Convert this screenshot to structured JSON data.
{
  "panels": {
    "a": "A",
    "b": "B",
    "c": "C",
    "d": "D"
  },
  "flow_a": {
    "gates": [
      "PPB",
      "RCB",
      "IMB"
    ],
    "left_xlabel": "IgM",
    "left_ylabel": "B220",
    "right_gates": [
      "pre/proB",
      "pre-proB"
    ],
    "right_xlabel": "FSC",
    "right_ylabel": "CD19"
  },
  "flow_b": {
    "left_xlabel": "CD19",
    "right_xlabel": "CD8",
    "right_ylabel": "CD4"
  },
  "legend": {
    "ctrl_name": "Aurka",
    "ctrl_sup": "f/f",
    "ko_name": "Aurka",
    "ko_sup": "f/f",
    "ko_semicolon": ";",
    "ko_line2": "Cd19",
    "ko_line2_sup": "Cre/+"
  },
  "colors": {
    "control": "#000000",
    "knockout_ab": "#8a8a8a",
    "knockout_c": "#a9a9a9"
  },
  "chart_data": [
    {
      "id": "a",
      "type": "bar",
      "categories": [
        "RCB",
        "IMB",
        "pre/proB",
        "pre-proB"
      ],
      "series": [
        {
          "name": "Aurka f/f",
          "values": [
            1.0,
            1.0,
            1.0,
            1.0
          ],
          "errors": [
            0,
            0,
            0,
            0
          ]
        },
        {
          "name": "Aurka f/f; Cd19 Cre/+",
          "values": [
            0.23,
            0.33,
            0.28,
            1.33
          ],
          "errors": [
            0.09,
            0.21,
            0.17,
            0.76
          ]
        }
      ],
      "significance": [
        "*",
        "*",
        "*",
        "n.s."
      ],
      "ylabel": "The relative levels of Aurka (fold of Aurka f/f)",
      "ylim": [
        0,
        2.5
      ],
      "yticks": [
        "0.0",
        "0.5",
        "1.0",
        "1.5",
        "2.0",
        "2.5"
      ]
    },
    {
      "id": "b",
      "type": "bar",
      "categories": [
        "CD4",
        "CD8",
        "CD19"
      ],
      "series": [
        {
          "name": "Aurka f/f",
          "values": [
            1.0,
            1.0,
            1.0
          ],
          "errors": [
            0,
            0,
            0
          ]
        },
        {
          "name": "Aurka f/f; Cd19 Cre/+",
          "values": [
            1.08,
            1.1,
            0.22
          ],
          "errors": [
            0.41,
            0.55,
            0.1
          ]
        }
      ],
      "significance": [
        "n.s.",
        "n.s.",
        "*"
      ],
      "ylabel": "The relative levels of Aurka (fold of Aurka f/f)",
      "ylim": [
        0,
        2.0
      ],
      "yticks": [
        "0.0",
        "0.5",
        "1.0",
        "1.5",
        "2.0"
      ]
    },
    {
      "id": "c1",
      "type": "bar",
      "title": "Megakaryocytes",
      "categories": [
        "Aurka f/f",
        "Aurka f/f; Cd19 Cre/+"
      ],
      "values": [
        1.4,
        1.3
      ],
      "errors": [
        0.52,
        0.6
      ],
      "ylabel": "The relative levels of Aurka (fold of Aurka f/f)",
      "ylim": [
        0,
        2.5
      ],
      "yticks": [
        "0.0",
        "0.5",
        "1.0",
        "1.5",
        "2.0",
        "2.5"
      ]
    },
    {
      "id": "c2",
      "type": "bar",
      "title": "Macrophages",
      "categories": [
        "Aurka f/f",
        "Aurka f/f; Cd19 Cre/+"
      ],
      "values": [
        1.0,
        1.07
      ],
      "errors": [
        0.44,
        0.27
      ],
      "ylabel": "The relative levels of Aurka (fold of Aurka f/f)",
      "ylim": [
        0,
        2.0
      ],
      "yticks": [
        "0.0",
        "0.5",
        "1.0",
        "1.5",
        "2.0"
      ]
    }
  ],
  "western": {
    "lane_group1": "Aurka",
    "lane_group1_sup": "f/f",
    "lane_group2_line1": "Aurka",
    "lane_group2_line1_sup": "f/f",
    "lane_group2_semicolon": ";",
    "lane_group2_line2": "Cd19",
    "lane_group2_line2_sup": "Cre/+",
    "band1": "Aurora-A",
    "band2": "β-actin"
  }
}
········
_What you should do_.
Write the complete data out, exactly as above.

_The solution_.
Convert this screenshot to structured JSON data.
{
  "panels": {
    "a": "A",
    "b": "B",
    "c": "C",
    "d": "D"
  },
  "flow_a": {
    "gates": [
      "PPB",
      "RCB",
      "IMB"
    ],
    "left_xlabel": "IgM",
    "left_ylabel": "B220",
    "right_gates": [
      "pre/proB",
      "pre-proB"
    ],
    "right_xlabel": "FSC",
    "right_ylabel": "CD19"
  },
  "flow_b": {
    "left_xlabel": "CD19",
    "right_xlabel": "CD8",
    "right_ylabel": "CD4"
  },
  "legend": {
    "ctrl_name": "Aurka",
    "ctrl_sup": "f/f",
    "ko_name": "Aurka",
    "ko_sup": "f/f",
    "ko_semicolon": ";",
    "ko_line2": "Cd19",
    "ko_line2_sup": "Cre/+"
  },
  "colors": {
    "control": "#000000",
    "knockout_ab": "#8a8a8a",
    "knockout_c": "#a9a9a9"
  },
  "chart_data": [
    {
      "id": "a",
      "type": "bar",
      "categories": [
        "RCB",
        "IMB",
        "pre/proB",
        "pre-proB"
      ],
      "series": [
        {
          "name": "Aurka f/f",
          "values": [
            1.0,
            1.0,
            1.0,
            1.0
          ],
          "errors": [
            0,
            0,
            0,
            0
          ]
        },
        {
          "name": "Aurka f/f; Cd19 Cre/+",
          "values": [
            0.23,
            0.33,
            0.28,
            1.33
          ],
          "errors": [
            0.09,
            0.21,
            0.17,
            0.76
          ]
        }
      ],
      "significance": [
        "*",
        "*",
        "*",
        "n.s."
      ],
      "ylabel": "The relative levels of Aurka (fold of Aurka f/f)",
      "ylim": [
        0,
        2.5
      ],
      "yticks": [
        "0.0",
        "0.5",
        "1.0",
        "1.5",
        "2.0",
        "2.5"
      ]
    },
    {
      "id": "b",
      "type": "bar",
      "categories": [
        "CD4",
        "CD8",
        "CD19"
      ],
      "series": [
        {
          "name": "Aurka f/f",
          "values": [
            1.0,
            1.0,
            1.0
          ],
          "errors": [
            0,
            0,
            0
          ]
        },
        {
          "name": "Aurka f/f; Cd19 Cre/+",
          "values": [
            1.08,
            1.1,
            0.22
          ],
          "errors": [
            0.41,
            0.55,
            0.1
          ]
        }
      ],
      "significance": [
        "n.s.",
        "n.s.",
        "*"
      ],
      "ylabel": "The relative levels of Aurka (fold of Aurka f/f)",
      "ylim": [
        0,
        2.0
      ],
      "yticks": [
        "0.0",
        "0.5",
        "1.0",
        "1.5",
        "2.0"
      ]
    },
    {
      "id": "c1",
      "type": "bar",
      "title": "Megakaryocytes",
      "categories": [
        "Aurka f/f",
        "Aurka f/f; Cd19 Cre/+"
      ],
      "values": [
        1.4,
        1.3
      ],
      "errors": [
        0.52,
        0.6
      ],
      "ylabel": "The relative levels of Aurka (fold of Aurka f/f)",
      "ylim": [
        0,
        2.5
      ],
      "yticks": [
        "0.0",
        "0.5",
        "1.0",
        "1.5",
        "2.0",
        "2.5"
      ]
    },
    {
      "id": "c2",
      "type": "bar",
      "title": "Macrophages",
      "categories": [
        "Aurka f/f",
        "Aurka f/f; Cd19 Cre/+"
      ],
      "values": [
        1.0,
        1.07
      ],
      "errors": [
        0.44,
        0.27
      ],
      "ylabel": "The relative levels of Aurka (fold of Aurka f/f)",
      "ylim": [
        0,
        2.0
      ],
      "yticks": [
        "0.0",
        "0.5",
        "1.0",
        "1.5",
        "2.0"
      ]
    }
  ],
  "western": {
    "lane_group1": "Aurka",
    "lane_group1_sup": "f/f",
    "lane_group2_line1": "Aurka",
    "lane_group2_line1_sup": "f/f",
    "lane_group2_semicolon": ";",
    "lane_group2_line2": "Cd19",
    "lane_group2_line2_sup": "Cre/+",
    "band1": "Aurora-A",
    "band2": "β-actin"
  }
}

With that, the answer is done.